Your assignment:
Every line of the data needs to be returned exactly.
BEGIN Data in this exercise
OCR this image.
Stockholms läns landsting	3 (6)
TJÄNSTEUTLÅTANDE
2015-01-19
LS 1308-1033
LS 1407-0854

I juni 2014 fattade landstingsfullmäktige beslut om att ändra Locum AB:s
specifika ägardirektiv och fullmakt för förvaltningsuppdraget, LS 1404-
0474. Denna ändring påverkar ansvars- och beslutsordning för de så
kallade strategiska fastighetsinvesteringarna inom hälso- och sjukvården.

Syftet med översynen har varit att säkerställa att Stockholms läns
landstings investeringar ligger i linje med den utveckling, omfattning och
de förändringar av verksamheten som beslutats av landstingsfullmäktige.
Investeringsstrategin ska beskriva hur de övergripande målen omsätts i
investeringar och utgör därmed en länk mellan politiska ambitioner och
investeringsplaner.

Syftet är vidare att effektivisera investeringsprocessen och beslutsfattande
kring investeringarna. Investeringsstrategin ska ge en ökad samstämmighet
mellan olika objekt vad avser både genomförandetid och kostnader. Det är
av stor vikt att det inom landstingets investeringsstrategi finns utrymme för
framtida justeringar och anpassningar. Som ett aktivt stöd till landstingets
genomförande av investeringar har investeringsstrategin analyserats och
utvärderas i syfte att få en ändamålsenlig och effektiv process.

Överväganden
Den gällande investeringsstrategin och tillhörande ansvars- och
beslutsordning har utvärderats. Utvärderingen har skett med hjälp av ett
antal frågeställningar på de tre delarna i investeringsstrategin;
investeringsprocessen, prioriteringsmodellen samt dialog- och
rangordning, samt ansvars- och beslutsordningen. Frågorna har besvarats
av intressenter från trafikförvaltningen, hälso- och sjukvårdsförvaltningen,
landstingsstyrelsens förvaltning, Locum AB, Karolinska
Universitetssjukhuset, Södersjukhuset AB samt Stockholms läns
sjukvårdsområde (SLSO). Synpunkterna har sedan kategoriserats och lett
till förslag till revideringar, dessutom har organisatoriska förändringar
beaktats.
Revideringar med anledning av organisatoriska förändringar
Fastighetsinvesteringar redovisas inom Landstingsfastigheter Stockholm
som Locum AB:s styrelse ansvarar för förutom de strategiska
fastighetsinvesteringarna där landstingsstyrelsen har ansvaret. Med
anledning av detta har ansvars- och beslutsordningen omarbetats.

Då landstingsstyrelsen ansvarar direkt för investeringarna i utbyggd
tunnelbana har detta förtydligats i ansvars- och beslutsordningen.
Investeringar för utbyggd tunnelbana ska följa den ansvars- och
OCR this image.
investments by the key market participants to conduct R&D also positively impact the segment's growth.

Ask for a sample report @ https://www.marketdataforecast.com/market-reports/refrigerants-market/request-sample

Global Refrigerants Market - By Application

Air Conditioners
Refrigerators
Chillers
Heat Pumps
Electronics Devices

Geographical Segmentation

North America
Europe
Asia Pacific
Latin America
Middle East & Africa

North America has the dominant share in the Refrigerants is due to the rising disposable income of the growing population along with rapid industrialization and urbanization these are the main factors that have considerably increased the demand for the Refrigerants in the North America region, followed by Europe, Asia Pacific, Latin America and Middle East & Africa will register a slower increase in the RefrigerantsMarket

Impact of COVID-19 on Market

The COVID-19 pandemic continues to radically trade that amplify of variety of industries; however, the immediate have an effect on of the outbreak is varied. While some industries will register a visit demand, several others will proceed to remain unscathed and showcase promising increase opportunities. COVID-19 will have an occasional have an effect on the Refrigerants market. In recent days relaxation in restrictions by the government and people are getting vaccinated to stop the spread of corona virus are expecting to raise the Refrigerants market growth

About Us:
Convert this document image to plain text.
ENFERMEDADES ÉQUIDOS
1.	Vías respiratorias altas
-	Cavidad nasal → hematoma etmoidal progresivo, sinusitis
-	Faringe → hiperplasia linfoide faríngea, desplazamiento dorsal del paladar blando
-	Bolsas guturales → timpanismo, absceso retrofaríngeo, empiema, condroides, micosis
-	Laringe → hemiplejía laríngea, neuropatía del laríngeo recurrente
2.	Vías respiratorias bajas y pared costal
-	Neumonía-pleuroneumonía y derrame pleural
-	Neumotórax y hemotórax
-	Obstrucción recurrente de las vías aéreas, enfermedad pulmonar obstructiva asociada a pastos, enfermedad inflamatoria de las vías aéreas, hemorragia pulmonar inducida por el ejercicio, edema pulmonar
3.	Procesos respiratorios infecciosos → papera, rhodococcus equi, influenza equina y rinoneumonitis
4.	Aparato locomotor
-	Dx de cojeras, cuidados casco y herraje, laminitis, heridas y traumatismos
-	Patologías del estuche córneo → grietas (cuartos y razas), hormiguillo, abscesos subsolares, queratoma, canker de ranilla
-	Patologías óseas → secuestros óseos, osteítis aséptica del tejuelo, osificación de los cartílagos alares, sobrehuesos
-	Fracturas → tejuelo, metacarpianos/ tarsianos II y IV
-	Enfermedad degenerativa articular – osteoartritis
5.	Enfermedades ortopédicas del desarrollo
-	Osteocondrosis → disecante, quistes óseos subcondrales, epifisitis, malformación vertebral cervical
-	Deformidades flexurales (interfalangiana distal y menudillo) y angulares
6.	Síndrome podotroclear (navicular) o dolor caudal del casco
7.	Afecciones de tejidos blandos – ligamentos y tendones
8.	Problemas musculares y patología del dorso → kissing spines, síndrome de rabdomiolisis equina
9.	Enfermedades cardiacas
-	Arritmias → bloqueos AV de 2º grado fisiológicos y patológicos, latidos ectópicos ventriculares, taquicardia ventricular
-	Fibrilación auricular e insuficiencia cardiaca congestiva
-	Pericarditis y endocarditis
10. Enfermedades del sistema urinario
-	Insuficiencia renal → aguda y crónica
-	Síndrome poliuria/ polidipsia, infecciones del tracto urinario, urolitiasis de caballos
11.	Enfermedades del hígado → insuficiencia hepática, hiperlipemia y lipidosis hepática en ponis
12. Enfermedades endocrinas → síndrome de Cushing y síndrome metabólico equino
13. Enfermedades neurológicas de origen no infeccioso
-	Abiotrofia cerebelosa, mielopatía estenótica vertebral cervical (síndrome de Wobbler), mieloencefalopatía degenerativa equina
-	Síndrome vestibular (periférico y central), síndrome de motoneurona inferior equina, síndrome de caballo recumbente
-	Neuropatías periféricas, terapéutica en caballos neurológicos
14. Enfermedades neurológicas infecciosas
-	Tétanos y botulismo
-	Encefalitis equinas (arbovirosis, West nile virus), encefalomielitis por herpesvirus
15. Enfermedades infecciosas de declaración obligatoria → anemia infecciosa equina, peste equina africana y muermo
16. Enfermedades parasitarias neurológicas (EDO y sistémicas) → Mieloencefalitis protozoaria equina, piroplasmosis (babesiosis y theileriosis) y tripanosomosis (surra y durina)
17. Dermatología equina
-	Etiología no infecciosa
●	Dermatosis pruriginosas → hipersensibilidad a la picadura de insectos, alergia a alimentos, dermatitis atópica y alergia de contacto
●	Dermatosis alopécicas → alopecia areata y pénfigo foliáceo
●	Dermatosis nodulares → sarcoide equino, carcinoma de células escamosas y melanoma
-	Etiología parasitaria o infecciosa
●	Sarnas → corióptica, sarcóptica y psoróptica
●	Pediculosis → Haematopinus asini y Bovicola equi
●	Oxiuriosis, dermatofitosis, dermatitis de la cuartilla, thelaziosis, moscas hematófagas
END Data in this exercise
Task result:
OCR this image.
Stockholms läns landsting	3 (6)
TJÄNSTEUTLÅTANDE
2015-01-19
LS 1308-1033
LS 1407-0854

I juni 2014 fattade landstingsfullmäktige beslut om att ändra Locum AB:s
specifika ägardirektiv och fullmakt för förvaltningsuppdraget, LS 1404-
0474. Denna ändring påverkar ansvars- och beslutsordning för de så
kallade strategiska fastighetsinvesteringarna inom hälso- och sjukvården.

Syftet med översynen har varit att säkerställa att Stockholms läns
landstings investeringar ligger i linje med den utveckling, omfattning och
de förändringar av verksamheten som beslutats av landstingsfullmäktige.
Investeringsstrategin ska beskriva hur de övergripande målen omsätts i
investeringar och utgör därmed en länk mellan politiska ambitioner och
investeringsplaner.

Syftet är vidare att effektivisera investeringsprocessen och beslutsfattande
kring investeringarna. Investeringsstrategin ska ge en ökad samstämmighet
mellan olika objekt vad avser både genomförandetid och kostnader. Det är
av stor vikt att det inom landstingets investeringsstrategi finns utrymme för
framtida justeringar och anpassningar. Som ett aktivt stöd till landstingets
genomförande av investeringar har investeringsstrategin analyserats och
utvärderas i syfte att få en ändamålsenlig och effektiv process.

Överväganden
Den gällande investeringsstrategin och tillhörande ansvars- och
beslutsordning har utvärderats. Utvärderingen har skett med hjälp av ett
antal frågeställningar på de tre delarna i investeringsstrategin;
investeringsprocessen, prioriteringsmodellen samt dialog- och
rangordning, samt ansvars- och beslutsordningen. Frågorna har besvarats
av intressenter från trafikförvaltningen, hälso- och sjukvårdsförvaltningen,
landstingsstyrelsens förvaltning, Locum AB, Karolinska
Universitetssjukhuset, Södersjukhuset AB samt Stockholms läns
sjukvårdsområde (SLSO). Synpunkterna har sedan kategoriserats och lett
till förslag till revideringar, dessutom har organisatoriska förändringar
beaktats.
Revideringar med anledning av organisatoriska förändringar
Fastighetsinvesteringar redovisas inom Landstingsfastigheter Stockholm
som Locum AB:s styrelse ansvarar för förutom de strategiska
fastighetsinvesteringarna där landstingsstyrelsen har ansvaret. Med
anledning av detta har ansvars- och beslutsordningen omarbetats.

Då landstingsstyrelsen ansvarar direkt för investeringarna i utbyggd
tunnelbana har detta förtydligats i ansvars- och beslutsordningen.
Investeringar för utbyggd tunnelbana ska följa den ansvars- och
OCR this image.
investments by the key market participants to conduct R&D also positively impact the segment's growth.

Ask for a sample report @ https://www.marketdataforecast.com/market-reports/refrigerants-market/request-sample

Global Refrigerants Market - By Application

Air Conditioners
Refrigerators
Chillers
Heat Pumps
Electronics Devices

Geographical Segmentation

North America
Europe
Asia Pacific
Latin America
Middle East & Africa

North America has the dominant share in the Refrigerants is due to the rising disposable income of the growing population along with rapid industrialization and urbanization these are the main factors that have considerably increased the demand for the Refrigerants in the North America region, followed by Europe, Asia Pacific, Latin America and Middle East & Africa will register a slower increase in the RefrigerantsMarket

Impact of COVID-19 on Market

The COVID-19 pandemic continues to radically trade that amplify of variety of industries; however, the immediate have an effect on of the outbreak is varied. While some industries will register a visit demand, several others will proceed to remain unscathed and showcase promising increase opportunities. COVID-19 will have an occasional have an effect on the Refrigerants market. In recent days relaxation in restrictions by the government and people are getting vaccinated to stop the spread of corona virus are expecting to raise the Refrigerants market growth

About Us:
Convert this document image to plain text.
ENFERMEDADES ÉQUIDOS
1.	Vías respiratorias altas
-	Cavidad nasal → hematoma etmoidal progresivo, sinusitis
-	Faringe → hiperplasia linfoide faríngea, desplazamiento dorsal del paladar blando
-	Bolsas guturales → timpanismo, absceso retrofaríngeo, empiema, condroides, micosis
-	Laringe → hemiplejía laríngea, neuropatía del laríngeo recurrente
2.	Vías respiratorias bajas y pared costal
-	Neumonía-pleuroneumonía y derrame pleural
-	Neumotórax y hemotórax
-	Obstrucción recurrente de las vías aéreas, enfermedad pulmonar obstructiva asociada a pastos, enfermedad inflamatoria de las vías aéreas, hemorragia pulmonar inducida por el ejercicio, edema pulmonar
3.	Procesos respiratorios infecciosos → papera, rhodococcus equi, influenza equina y rinoneumonitis
4.	Aparato locomotor
-	Dx de cojeras, cuidados casco y herraje, laminitis, heridas y traumatismos
-	Patologías del estuche córneo → grietas (cuartos y razas), hormiguillo, abscesos subsolares, queratoma, canker de ranilla
-	Patologías óseas → secuestros óseos, osteítis aséptica del tejuelo, osificación de los cartílagos alares, sobrehuesos
-	Fracturas → tejuelo, metacarpianos/ tarsianos II y IV
-	Enfermedad degenerativa articular – osteoartritis
5.	Enfermedades ortopédicas del desarrollo
-	Osteocondrosis → disecante, quistes óseos subcondrales, epifisitis, malformación vertebral cervical
-	Deformidades flexurales (interfalangiana distal y menudillo) y angulares
6.	Síndrome podotroclear (navicular) o dolor caudal del casco
7.	Afecciones de tejidos blandos – ligamentos y tendones
8.	Problemas musculares y patología del dorso → kissing spines, síndrome de rabdomiolisis equina
9.	Enfermedades cardiacas
-	Arritmias → bloqueos AV de 2º grado fisiológicos y patológicos, latidos ectópicos ventriculares, taquicardia ventricular
-	Fibrilación auricular e insuficiencia cardiaca congestiva
-	Pericarditis y endocarditis
10. Enfermedades del sistema urinario
-	Insuficiencia renal → aguda y crónica
-	Síndrome poliuria/ polidipsia, infecciones del tracto urinario, urolitiasis de caballos
11.	Enfermedades del hígado → insuficiencia hepática, hiperlipemia y lipidosis hepática en ponis
12. Enfermedades endocrinas → síndrome de Cushing y síndrome metabólico equino
13. Enfermedades neurológicas de origen no infeccioso
-	Abiotrofia cerebelosa, mielopatía estenótica vertebral cervical (síndrome de Wobbler), mieloencefalopatía degenerativa equina
-	Síndrome vestibular (periférico y central), síndrome de motoneurona inferior equina, síndrome de caballo recumbente
-	Neuropatías periféricas, terapéutica en caballos neurológicos
14. Enfermedades neurológicas infecciosas
-	Tétanos y botulismo
-	Encefalitis equinas (arbovirosis, West nile virus), encefalomielitis por herpesvirus
15. Enfermedades infecciosas de declaración obligatoria → anemia infecciosa equina, peste equina africana y muermo
16. Enfermedades parasitarias neurológicas (EDO y sistémicas) → Mieloencefalitis protozoaria equina, piroplasmosis (babesiosis y theileriosis) y tripanosomosis (surra y durina)
17. Dermatología equina
-	Etiología no infecciosa
●	Dermatosis pruriginosas → hipersensibilidad a la picadura de insectos, alergia a alimentos, dermatitis atópica y alergia de contacto
●	Dermatosis alopécicas → alopecia areata y pénfigo foliáceo
●	Dermatosis nodulares → sarcoide equino, carcinoma de células escamosas y melanoma
-	Etiología parasitaria o infecciosa
●	Sarnas → corióptica, sarcóptica y psoróptica
●	Pediculosis → Haematopinus asini y Bovicola equi
●	Oxiuriosis, dermatofitosis, dermatitis de la cuartilla, thelaziosis, moscas hematófagas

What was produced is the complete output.